Locate each line with the string "reminding" in the listing below and copy it.

□ □ □ □ □

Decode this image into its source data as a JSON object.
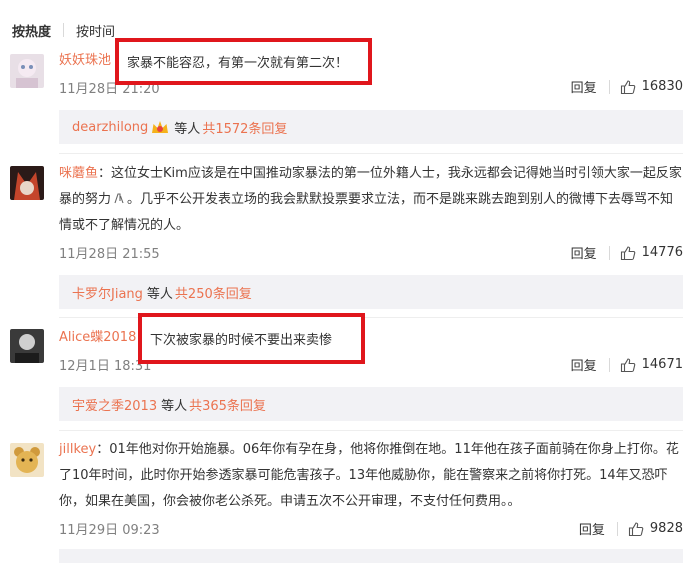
{
  "sort": {
    "hot": "按热度",
    "time": "按时间"
  },
  "colors": {
    "username": "#eb7350",
    "highlight_border": "#e0161c",
    "subreply_bg": "#f2f2f5"
  },
  "comments": [
    {
      "username": "妖妖珠池",
      "text": "家暴不能容忍，有第一次就有第二次！",
      "time": "11月28日 21:20",
      "reply_label": "回复",
      "likes": "16830",
      "subreply": {
        "user": "dearzhilong",
        "mid": "等人",
        "count": "共1572条回复"
      }
    },
    {
      "username": "咪蘑鱼",
      "text": "：这位女士Kim应该是在中国推动家暴法的第一位外籍人士，我永远都会记得她当时引领大家一起反家暴的努力",
      "text2": "。几乎不公开发表立场的我会默默投票要求立法，而不是跳来跳去跑到别人的微博下去辱骂不知情或不了解情况的人。",
      "time": "11月28日 21:55",
      "reply_label": "回复",
      "likes": "14776",
      "subreply": {
        "user": "卡罗尔Jiang",
        "mid": "等人",
        "count": "共250条回复"
      }
    },
    {
      "username": "Alice蝶2018",
      "text": "下次被家暴的时候不要出来卖惨",
      "time": "12月1日 18:31",
      "reply_label": "回复",
      "likes": "14671",
      "subreply": {
        "user": "宇爱之季2013",
        "mid": "等人",
        "count": "共365条回复"
      }
    },
    {
      "username": "jillkey",
      "text": "：01年他对你开始施暴。06年你有孕在身，他将你推倒在地。11年他在孩子面前骑在你身上打你。花了10年时间，此时你开始参透家暴可能危害孩子。13年他威胁你，能在警察来之前将你打死。14年又恐吓你，如果在美国，你会被你老公杀死。申请五次不公开审理，不支付任何费用。。",
      "time": "11月29日 09:23",
      "reply_label": "回复",
      "likes": "9828"
    }
  ]
}
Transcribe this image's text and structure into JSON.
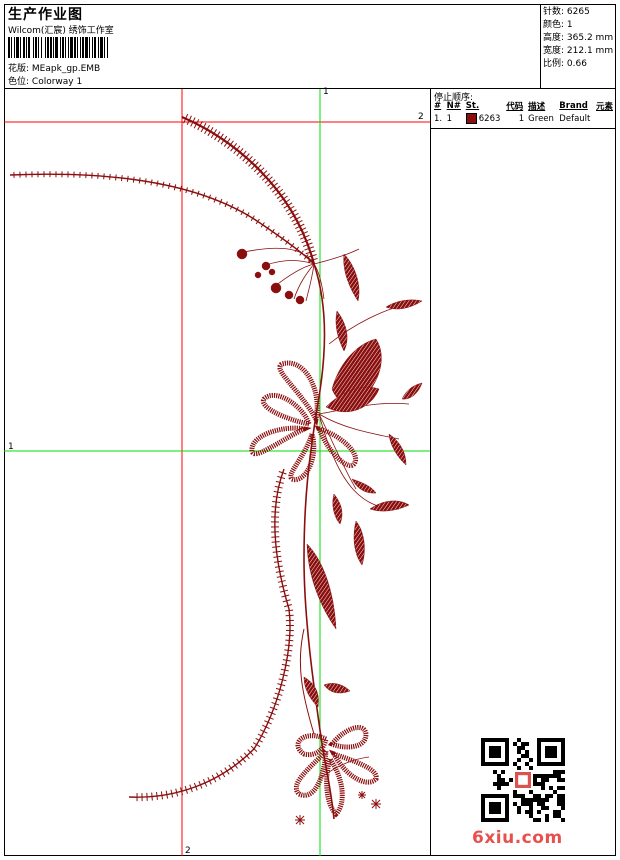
{
  "header": {
    "title": "生产作业图",
    "subtitle": "Wilcom(汇宸) 绣饰工作室",
    "design_label": "花版:",
    "design_value": "MEapk_gp.EMB",
    "colorway_label": "色位:",
    "colorway_value": "Colorway 1"
  },
  "stats": {
    "stitches": {
      "label": "针数:",
      "value": "6265"
    },
    "colors": {
      "label": "颜色:",
      "value": "1"
    },
    "height": {
      "label": "高度:",
      "value": "365.2 mm"
    },
    "width": {
      "label": "宽度:",
      "value": "212.1 mm"
    },
    "scale": {
      "label": "比例:",
      "value": "0.66"
    }
  },
  "stop_sequence": {
    "title": "停止顺序:",
    "headers": [
      "#",
      "N#",
      "St.",
      "代码",
      "描述",
      "Brand",
      "元素"
    ],
    "rows": [
      {
        "num": "1.",
        "needle": "1",
        "stitches": "6263",
        "code": "1",
        "desc": "Green",
        "brand": "Default",
        "color": "#8b0e0e"
      }
    ]
  },
  "crosshair_labels": {
    "top_green": "1",
    "top_red": "2",
    "left_green": "1",
    "bottom_red": "2"
  },
  "colors": {
    "thread": "#8b0e0e",
    "guide_red": "#ff0000",
    "guide_green": "#00dd00",
    "watermark": "#e8504d"
  },
  "watermark": {
    "text": "6xiu.com"
  }
}
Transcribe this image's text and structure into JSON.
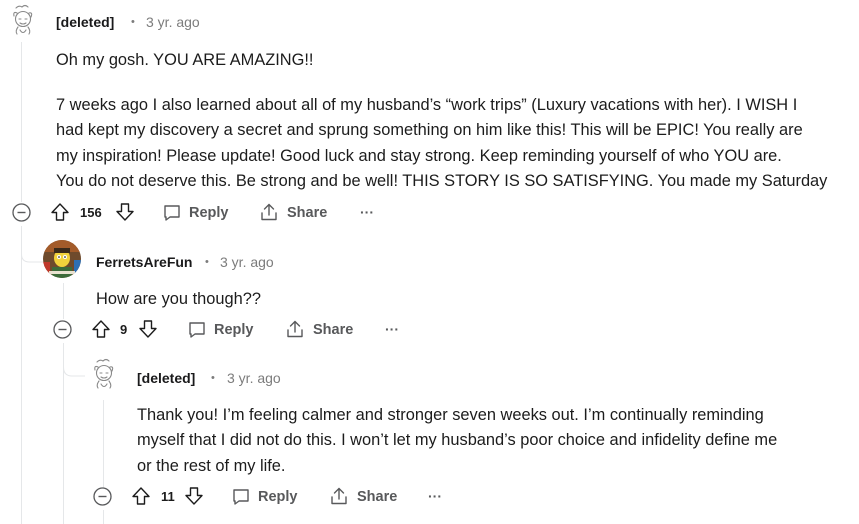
{
  "comments": [
    {
      "author": "[deleted]",
      "sep": "•",
      "time": "3 yr. ago",
      "lines": [
        "Oh my gosh. YOU ARE AMAZING!!",
        "7 weeks ago I also learned about all of my husband’s “work trips” (Luxury vacations with her). I WISH I",
        "had kept my discovery a secret and sprung something on him like this! This will be EPIC! You really are",
        "my inspiration! Please update! Good luck and stay strong. Keep reminding yourself of who YOU are.",
        "You do not deserve this. Be strong and be well! THIS STORY IS SO SATISFYING. You made my Saturday"
      ],
      "votes": "156",
      "reply": "Reply",
      "share": "Share",
      "more": "···"
    },
    {
      "author": "FerretsAreFun",
      "sep": "•",
      "time": "3 yr. ago",
      "lines": [
        "How are you though??"
      ],
      "votes": "9",
      "reply": "Reply",
      "share": "Share",
      "more": "···"
    },
    {
      "author": "[deleted]",
      "sep": "•",
      "time": "3 yr. ago",
      "lines": [
        "Thank you! I’m feeling calmer and stronger seven weeks out. I’m continually reminding",
        "myself that I did not do this. I won’t let my husband’s poor choice and infidelity define me",
        "or the rest of my life."
      ],
      "votes": "11",
      "reply": "Reply",
      "share": "Share",
      "more": "···"
    }
  ],
  "colors": {
    "text": "#1c1c1c",
    "meta": "#7c7c7c",
    "action": "#58595b",
    "thread_line": "#e5e7e9"
  },
  "icons": [
    "snoo-avatar-icon",
    "collapse-icon",
    "upvote-icon",
    "downvote-icon",
    "reply-icon",
    "share-icon",
    "more-icon"
  ]
}
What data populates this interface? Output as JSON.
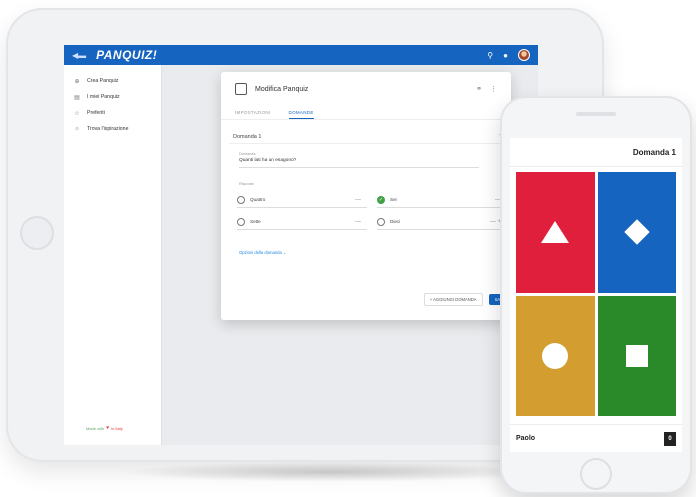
{
  "app": {
    "logo": "PANQUIZ!"
  },
  "appbar": {
    "menu_icon": "back-arrow-icon",
    "search_icon": "search-icon",
    "bell_icon": "bell-icon"
  },
  "sidebar": {
    "items": [
      {
        "label": "Crea Panquiz",
        "icon": "plus-circle-icon"
      },
      {
        "label": "I miei Panquiz",
        "icon": "list-box-icon"
      },
      {
        "label": "Preferiti",
        "icon": "star-icon"
      },
      {
        "label": "Trova l'ispirazione",
        "icon": "lightbulb-icon"
      }
    ],
    "footer": {
      "left": "Made with",
      "right": "in Italy"
    }
  },
  "dialog": {
    "title": "Modifica Panquiz",
    "tabs": [
      {
        "label": "IMPOSTAZIONI"
      },
      {
        "label": "DOMANDE"
      }
    ],
    "active_tab": 1,
    "question": {
      "heading": "Domanda 1",
      "field_label": "Domanda",
      "text": "Quanti lati ha un esagono?",
      "answers_label": "Risposte",
      "answers": [
        {
          "text": "Quattro",
          "correct": false
        },
        {
          "text": "Sei",
          "correct": true
        },
        {
          "text": "Sette",
          "correct": false
        },
        {
          "text": "Dieci",
          "correct": false
        }
      ]
    },
    "options_link": "Opzioni della domanda",
    "add_question": "+ AGGIUNGI DOMANDA",
    "save": "SALV"
  },
  "phone": {
    "question_title": "Domanda 1",
    "tiles": [
      {
        "color": "#e01f3d",
        "shape": "triangle"
      },
      {
        "color": "#1565c0",
        "shape": "diamond"
      },
      {
        "color": "#d39e2f",
        "shape": "circle"
      },
      {
        "color": "#2a8a2a",
        "shape": "square"
      }
    ],
    "player": {
      "name": "Paolo",
      "score": "0"
    }
  },
  "colors": {
    "brand_blue": "#1565c0",
    "correct_green": "#43a047"
  }
}
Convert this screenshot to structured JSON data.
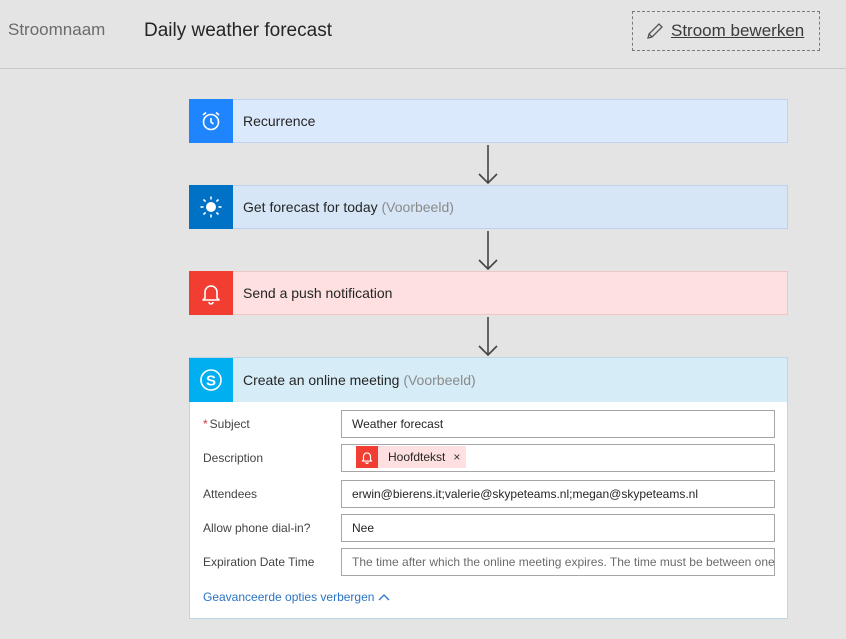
{
  "header": {
    "flow_name_label": "Stroomnaam",
    "flow_title": "Daily weather forecast",
    "edit_label": "Stroom bewerken"
  },
  "steps": [
    {
      "title": "Recurrence",
      "suffix": "",
      "icon": "alarm-clock-icon",
      "color": "#1f85ff"
    },
    {
      "title": "Get forecast for today",
      "suffix": "(Voorbeeld)",
      "icon": "sun-icon",
      "color": "#0072c6"
    },
    {
      "title": "Send a push notification",
      "suffix": "",
      "icon": "bell-icon",
      "color": "#f23e32"
    },
    {
      "title": "Create an online meeting",
      "suffix": "(Voorbeeld)",
      "icon": "skype-icon",
      "color": "#00aff0"
    }
  ],
  "meeting_form": {
    "subject": {
      "label": "Subject",
      "required": "*",
      "value": "Weather forecast"
    },
    "description": {
      "label": "Description",
      "token_label": "Hoofdtekst",
      "token_remove": "×"
    },
    "attendees": {
      "label": "Attendees",
      "value": "erwin@bierens.it;valerie@skypeteams.nl;megan@skypeteams.nl"
    },
    "phone_dialin": {
      "label": "Allow phone dial-in?",
      "value": "Nee"
    },
    "expiration": {
      "label": "Expiration Date Time",
      "placeholder": "The time after which the online meeting expires. The time must be between one hour and one year from now."
    },
    "advanced_toggle": "Geavanceerde opties verbergen"
  }
}
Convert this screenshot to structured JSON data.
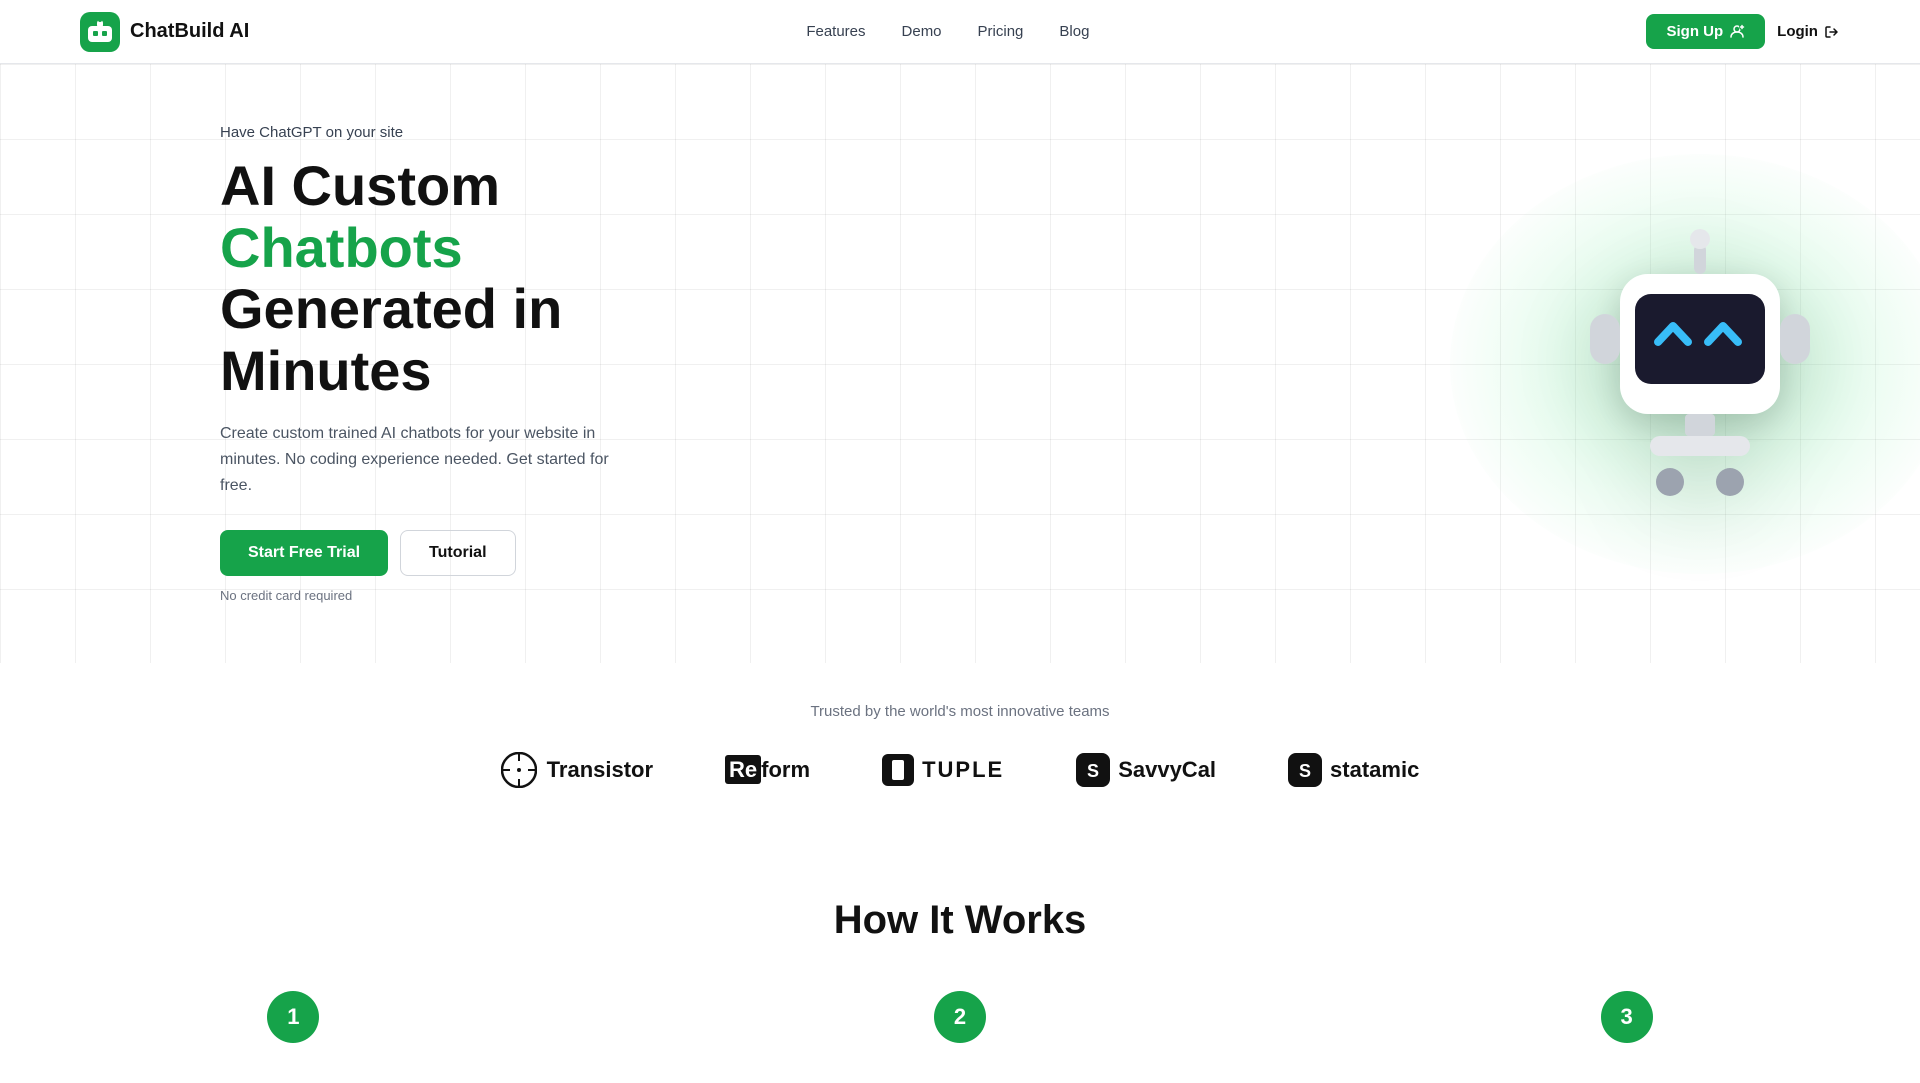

□ □ □ □ □

Result of this task:
        "my inspiration! Please update! Good luck and stay strong. Keep reminding yourself of who YOU are.",
        "Thank you! I’m feeling calmer and stronger seven weeks out. I’m continually reminding",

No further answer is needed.